◆ EXERCISE DESCRIPTION: Omit the pictures and output every entry below exactly as written.

* begin PROVIDED INFORMATION *

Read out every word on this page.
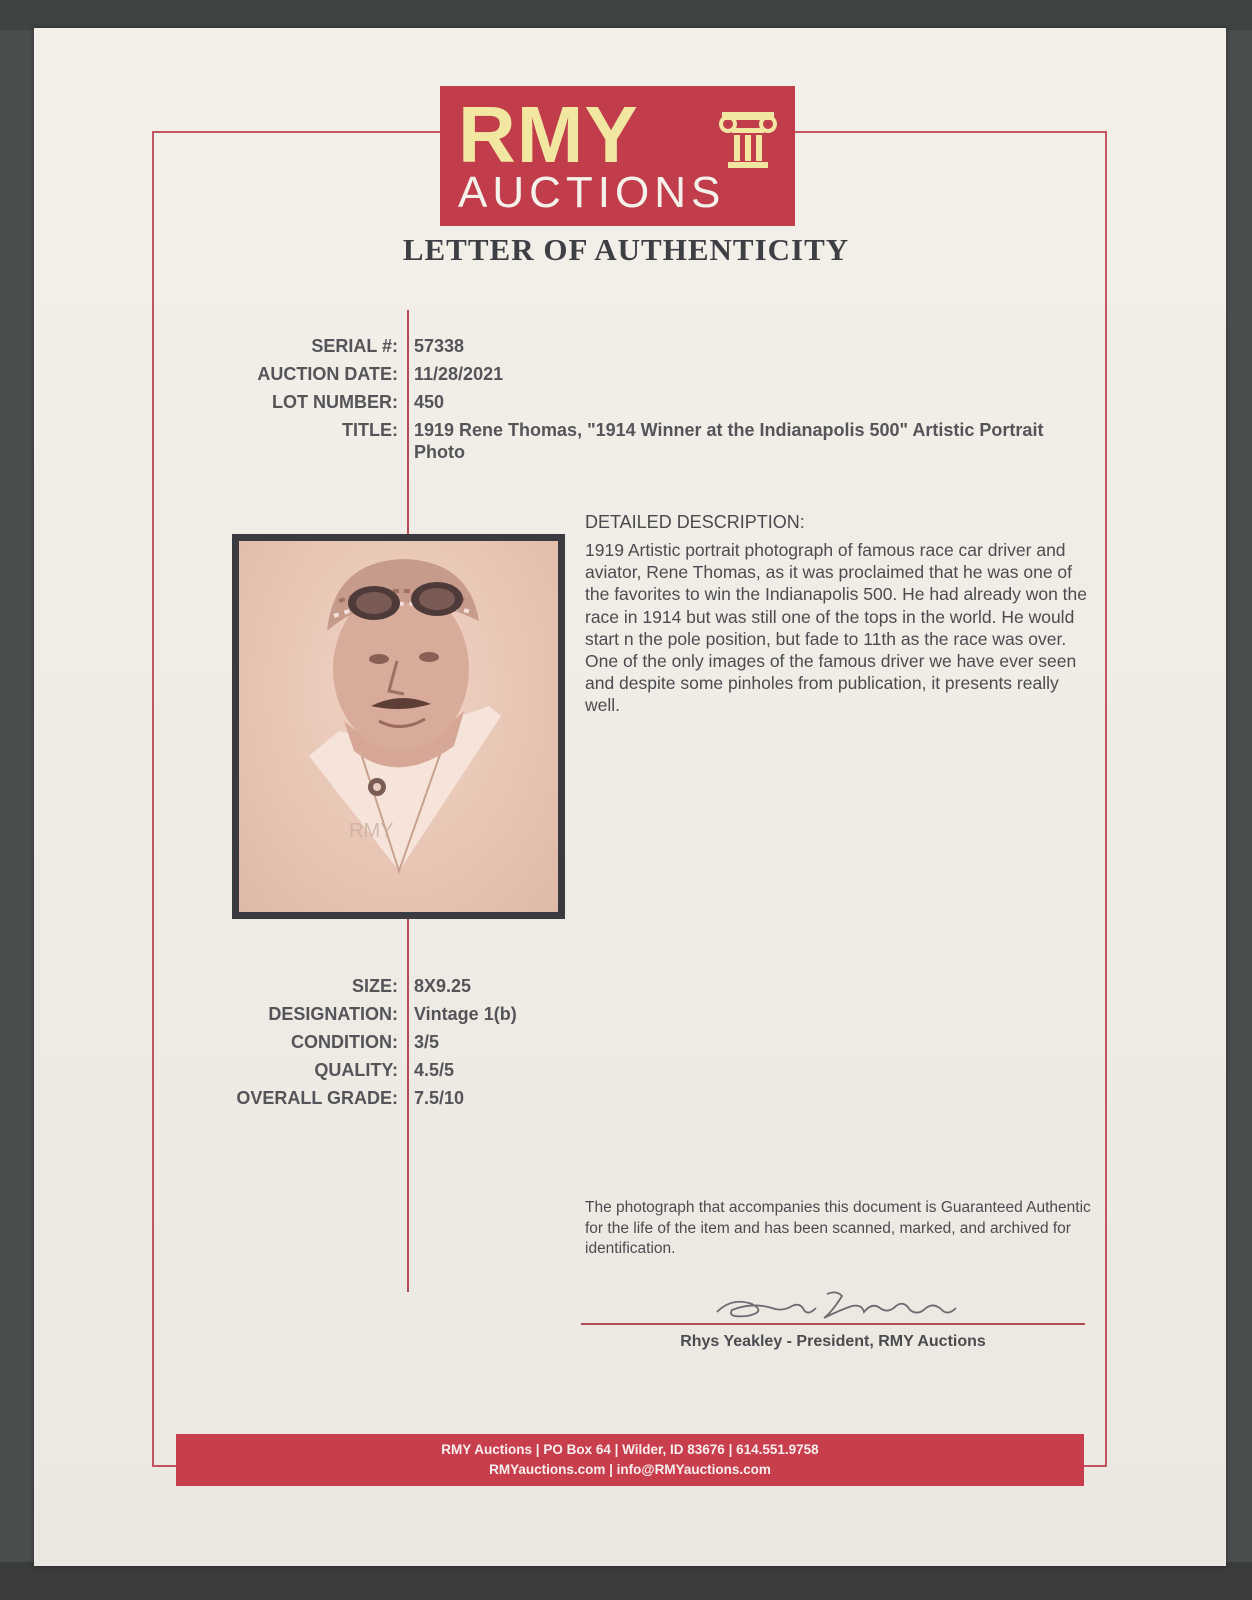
RMY
AUCTIONS
LETTER OF AUTHENTICITY
SERIAL #: 57338
AUCTION DATE: 11/28/2021
LOT NUMBER: 450
TITLE: 1919 Rene Thomas, "1914 Winner at the Indianapolis 500" Artistic Portrait Photo
RMY
DETAILED DESCRIPTION:
1919 Artistic portrait photograph of famous race car driver and aviator, Rene Thomas, as it was proclaimed that he was one of the favorites to win the Indianapolis 500. He had already won the race in 1914 but was still one of the tops in the world. He would start n the pole position, but fade to 11th as the race was over. One of the only images of the famous driver we have ever seen and despite some pinholes from publication, it presents really well.
SIZE: 8X9.25
DESIGNATION: Vintage 1(b)
CONDITION: 3/5
QUALITY: 4.5/5
OVERALL GRADE: 7.5/10
The photograph that accompanies this document is Guaranteed Authentic for the life of the item and has been scanned, marked, and archived for identification.
Rhys Yeakley - President, RMY Auctions
RMY Auctions | PO Box 64 | Wilder, ID 83676 | 614.551.9758
RMYauctions.com | info@RMYauctions.com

* end PROVIDED INFORMATION *

◆ RESULT OF THE EXERCISE:
Read out every word on this page.
RMY
AUCTIONS
LETTER OF AUTHENTICITY
SERIAL #: 57338
AUCTION DATE: 11/28/2021
LOT NUMBER: 450
TITLE: 1919 Rene Thomas, "1914 Winner at the Indianapolis 500" Artistic Portrait Photo
RMY
DETAILED DESCRIPTION:
1919 Artistic portrait photograph of famous race car driver and aviator, Rene Thomas, as it was proclaimed that he was one of the favorites to win the Indianapolis 500. He had already won the race in 1914 but was still one of the tops in the world. He would start n the pole position, but fade to 11th as the race was over. One of the only images of the famous driver we have ever seen and despite some pinholes from publication, it presents really well.
SIZE: 8X9.25
DESIGNATION: Vintage 1(b)
CONDITION: 3/5
QUALITY: 4.5/5
OVERALL GRADE: 7.5/10
The photograph that accompanies this document is Guaranteed Authentic for the life of the item and has been scanned, marked, and archived for identification.
Rhys Yeakley - President, RMY Auctions
RMY Auctions | PO Box 64 | Wilder, ID 83676 | 614.551.9758
RMYauctions.com | info@RMYauctions.com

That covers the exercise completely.